◆ What to do ◆
Among the entries that follow, tally the lines with the string "ALGORITHMS". Give no more than the number.

◆ Supplied records ◆

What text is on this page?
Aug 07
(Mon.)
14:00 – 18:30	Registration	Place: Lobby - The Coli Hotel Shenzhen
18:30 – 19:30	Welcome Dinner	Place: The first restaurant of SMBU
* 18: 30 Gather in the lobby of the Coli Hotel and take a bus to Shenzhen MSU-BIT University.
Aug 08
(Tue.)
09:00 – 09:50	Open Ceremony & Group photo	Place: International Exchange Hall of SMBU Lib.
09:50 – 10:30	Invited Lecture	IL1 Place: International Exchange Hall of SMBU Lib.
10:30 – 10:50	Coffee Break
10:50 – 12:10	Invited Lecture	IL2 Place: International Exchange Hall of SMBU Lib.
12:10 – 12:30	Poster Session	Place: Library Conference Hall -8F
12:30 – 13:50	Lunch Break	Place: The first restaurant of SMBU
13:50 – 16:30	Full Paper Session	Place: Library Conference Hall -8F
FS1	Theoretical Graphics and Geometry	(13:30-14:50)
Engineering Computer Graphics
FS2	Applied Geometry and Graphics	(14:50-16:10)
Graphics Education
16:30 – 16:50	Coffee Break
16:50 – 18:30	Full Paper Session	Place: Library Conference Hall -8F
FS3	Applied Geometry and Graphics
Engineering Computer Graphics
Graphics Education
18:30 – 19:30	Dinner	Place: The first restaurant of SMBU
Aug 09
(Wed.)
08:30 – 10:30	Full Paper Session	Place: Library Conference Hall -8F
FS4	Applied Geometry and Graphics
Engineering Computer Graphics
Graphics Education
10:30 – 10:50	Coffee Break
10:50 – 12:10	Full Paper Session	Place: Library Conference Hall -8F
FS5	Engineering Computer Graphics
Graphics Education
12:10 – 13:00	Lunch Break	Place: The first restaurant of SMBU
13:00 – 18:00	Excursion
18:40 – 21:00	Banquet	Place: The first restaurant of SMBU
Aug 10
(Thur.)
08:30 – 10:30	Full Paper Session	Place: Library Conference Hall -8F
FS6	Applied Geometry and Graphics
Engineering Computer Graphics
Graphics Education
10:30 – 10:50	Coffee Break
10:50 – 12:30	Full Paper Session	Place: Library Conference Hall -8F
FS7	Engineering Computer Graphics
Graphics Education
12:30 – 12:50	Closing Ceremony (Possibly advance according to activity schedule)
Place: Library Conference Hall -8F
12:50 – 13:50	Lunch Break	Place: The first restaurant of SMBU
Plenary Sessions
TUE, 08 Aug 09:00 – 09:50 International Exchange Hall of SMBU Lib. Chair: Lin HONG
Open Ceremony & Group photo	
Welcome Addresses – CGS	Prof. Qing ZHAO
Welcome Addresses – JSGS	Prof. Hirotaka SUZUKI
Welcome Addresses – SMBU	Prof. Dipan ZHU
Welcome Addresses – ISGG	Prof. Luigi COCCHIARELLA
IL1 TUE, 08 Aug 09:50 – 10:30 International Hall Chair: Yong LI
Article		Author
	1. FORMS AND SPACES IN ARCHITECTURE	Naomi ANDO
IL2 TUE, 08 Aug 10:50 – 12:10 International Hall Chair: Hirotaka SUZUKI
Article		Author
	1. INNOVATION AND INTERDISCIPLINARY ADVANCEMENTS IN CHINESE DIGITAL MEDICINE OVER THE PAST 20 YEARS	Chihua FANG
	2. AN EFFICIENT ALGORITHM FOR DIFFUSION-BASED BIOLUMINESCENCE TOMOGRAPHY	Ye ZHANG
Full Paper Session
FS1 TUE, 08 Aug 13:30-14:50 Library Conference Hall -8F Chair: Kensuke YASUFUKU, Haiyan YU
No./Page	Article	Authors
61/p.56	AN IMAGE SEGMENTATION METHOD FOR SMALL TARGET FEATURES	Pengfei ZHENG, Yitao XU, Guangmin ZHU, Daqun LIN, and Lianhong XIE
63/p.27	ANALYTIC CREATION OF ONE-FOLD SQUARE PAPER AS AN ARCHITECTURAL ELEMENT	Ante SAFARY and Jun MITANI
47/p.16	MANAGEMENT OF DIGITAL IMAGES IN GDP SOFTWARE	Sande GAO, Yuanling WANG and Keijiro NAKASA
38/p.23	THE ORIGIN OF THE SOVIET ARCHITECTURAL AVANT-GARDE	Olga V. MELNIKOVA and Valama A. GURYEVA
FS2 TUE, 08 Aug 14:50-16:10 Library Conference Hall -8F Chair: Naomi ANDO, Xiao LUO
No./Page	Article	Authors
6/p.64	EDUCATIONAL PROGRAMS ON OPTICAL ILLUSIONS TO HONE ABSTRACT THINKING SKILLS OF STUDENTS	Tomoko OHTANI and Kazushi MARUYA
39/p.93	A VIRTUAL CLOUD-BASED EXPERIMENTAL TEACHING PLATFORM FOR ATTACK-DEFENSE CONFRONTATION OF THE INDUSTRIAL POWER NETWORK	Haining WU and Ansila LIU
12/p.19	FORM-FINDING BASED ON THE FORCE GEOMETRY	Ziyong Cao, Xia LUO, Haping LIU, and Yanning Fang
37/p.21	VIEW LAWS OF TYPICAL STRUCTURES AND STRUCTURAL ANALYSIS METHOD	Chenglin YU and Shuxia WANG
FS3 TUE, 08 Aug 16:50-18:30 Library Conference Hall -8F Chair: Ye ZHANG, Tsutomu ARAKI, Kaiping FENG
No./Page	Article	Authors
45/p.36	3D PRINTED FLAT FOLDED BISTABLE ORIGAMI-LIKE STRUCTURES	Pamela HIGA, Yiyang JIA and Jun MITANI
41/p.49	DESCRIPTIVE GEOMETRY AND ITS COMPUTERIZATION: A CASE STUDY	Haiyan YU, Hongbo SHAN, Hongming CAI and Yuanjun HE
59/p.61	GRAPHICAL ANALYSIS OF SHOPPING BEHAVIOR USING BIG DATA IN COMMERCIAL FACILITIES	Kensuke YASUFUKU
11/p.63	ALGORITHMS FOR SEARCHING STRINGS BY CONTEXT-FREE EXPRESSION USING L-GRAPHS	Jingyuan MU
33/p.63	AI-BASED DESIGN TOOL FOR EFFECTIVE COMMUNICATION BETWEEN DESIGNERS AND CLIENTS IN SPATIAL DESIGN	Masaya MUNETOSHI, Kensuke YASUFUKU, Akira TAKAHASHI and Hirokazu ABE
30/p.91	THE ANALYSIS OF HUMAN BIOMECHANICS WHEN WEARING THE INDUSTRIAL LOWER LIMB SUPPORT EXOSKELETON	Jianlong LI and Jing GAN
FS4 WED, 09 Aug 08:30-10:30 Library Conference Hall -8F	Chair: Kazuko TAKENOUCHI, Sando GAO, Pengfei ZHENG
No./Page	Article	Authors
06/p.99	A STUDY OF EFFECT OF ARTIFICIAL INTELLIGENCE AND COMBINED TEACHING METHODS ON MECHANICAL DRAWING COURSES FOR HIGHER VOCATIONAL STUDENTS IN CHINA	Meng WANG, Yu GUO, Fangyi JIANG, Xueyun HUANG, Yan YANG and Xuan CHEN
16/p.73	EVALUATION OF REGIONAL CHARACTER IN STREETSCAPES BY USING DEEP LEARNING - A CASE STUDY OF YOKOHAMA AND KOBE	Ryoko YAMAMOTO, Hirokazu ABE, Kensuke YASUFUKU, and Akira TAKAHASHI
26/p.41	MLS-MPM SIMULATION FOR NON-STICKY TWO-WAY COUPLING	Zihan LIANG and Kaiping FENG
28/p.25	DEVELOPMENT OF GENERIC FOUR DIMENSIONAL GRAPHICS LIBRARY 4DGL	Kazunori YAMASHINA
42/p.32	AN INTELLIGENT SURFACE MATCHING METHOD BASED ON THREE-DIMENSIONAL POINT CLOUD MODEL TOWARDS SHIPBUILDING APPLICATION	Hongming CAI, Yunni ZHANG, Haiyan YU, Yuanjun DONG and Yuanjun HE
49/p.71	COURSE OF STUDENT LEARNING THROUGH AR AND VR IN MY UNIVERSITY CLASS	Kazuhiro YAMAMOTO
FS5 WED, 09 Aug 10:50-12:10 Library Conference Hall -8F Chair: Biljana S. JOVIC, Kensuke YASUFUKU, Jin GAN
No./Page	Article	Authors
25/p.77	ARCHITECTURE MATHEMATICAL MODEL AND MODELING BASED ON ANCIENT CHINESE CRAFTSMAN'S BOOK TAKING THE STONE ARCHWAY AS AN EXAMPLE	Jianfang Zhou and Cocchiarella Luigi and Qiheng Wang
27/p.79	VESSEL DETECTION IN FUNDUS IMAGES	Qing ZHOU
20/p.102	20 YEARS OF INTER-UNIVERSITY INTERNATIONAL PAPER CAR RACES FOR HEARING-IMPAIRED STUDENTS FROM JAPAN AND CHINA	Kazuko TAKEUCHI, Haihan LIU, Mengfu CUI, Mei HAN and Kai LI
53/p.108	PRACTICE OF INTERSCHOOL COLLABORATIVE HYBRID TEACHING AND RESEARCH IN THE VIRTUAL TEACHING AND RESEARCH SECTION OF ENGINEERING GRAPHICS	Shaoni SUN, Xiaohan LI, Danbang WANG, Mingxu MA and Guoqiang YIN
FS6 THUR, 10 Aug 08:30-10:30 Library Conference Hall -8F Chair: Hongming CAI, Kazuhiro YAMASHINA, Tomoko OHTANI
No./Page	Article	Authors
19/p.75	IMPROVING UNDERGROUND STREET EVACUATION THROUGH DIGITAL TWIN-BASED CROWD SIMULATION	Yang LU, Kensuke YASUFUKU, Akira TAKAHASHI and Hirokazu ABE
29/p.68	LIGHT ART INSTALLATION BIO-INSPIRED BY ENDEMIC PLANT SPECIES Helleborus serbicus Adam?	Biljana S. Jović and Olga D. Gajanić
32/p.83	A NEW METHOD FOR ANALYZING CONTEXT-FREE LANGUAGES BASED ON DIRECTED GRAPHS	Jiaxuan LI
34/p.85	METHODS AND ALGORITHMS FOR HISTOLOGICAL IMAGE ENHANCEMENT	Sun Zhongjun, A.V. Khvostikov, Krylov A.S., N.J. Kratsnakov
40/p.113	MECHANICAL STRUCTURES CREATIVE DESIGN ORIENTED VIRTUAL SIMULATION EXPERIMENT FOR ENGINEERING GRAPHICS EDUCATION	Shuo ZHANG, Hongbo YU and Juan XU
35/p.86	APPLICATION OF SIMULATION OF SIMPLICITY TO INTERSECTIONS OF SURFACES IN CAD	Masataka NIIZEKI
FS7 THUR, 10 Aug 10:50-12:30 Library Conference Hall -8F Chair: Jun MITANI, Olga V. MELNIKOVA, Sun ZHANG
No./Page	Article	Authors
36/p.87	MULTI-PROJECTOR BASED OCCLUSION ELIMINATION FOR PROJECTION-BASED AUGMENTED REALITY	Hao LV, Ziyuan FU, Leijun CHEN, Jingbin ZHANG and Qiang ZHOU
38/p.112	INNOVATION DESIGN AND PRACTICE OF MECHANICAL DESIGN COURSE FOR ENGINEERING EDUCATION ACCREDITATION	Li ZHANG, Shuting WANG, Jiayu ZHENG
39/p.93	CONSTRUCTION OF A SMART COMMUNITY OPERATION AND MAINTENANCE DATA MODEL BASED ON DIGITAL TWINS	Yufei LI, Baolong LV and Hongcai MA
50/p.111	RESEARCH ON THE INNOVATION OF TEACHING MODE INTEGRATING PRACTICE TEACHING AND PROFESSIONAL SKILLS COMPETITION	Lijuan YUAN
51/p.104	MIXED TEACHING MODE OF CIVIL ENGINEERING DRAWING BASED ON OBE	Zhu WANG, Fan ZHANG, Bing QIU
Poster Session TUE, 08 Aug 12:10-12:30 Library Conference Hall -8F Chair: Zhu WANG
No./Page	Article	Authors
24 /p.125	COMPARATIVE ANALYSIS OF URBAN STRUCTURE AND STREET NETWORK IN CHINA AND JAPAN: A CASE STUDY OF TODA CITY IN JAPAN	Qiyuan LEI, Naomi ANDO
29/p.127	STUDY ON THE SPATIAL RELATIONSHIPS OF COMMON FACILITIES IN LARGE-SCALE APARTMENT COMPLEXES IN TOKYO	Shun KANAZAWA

◆ In response ◆
2